- _Do this_:
Gather all lines in the entries that include the word "screenshot".

--------------------

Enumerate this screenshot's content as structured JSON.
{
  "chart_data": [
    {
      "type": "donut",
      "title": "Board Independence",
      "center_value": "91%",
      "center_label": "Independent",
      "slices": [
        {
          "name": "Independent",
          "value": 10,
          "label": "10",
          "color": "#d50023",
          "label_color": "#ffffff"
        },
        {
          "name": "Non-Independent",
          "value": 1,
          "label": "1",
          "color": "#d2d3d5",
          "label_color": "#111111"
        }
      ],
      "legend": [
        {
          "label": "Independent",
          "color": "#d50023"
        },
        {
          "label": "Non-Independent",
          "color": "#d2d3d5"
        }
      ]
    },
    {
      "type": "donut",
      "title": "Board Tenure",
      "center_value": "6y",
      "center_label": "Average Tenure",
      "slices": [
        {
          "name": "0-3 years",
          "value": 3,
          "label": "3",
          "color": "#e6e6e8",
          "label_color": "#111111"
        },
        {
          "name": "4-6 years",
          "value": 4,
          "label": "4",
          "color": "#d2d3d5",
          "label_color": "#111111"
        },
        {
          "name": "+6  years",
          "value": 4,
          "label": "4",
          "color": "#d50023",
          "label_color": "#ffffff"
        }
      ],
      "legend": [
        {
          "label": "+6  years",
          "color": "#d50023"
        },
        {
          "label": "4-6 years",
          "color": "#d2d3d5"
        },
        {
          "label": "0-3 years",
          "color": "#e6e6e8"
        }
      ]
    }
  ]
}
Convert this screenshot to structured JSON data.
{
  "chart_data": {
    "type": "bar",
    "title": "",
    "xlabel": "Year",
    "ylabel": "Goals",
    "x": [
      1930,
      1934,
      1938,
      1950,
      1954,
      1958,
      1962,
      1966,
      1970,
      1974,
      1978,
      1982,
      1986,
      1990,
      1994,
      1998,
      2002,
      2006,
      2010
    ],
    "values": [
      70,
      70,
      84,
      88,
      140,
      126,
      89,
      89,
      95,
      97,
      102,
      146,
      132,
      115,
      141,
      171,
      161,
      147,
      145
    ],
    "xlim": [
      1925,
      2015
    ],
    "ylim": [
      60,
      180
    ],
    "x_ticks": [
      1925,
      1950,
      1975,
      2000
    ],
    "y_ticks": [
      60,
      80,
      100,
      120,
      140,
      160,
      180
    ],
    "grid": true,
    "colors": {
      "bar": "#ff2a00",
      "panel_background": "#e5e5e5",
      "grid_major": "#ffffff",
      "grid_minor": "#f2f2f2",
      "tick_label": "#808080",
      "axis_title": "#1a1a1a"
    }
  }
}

--------------------

- _Completed exercise_:
Enumerate this screenshot's content as structured JSON.
Convert this screenshot to structured JSON data.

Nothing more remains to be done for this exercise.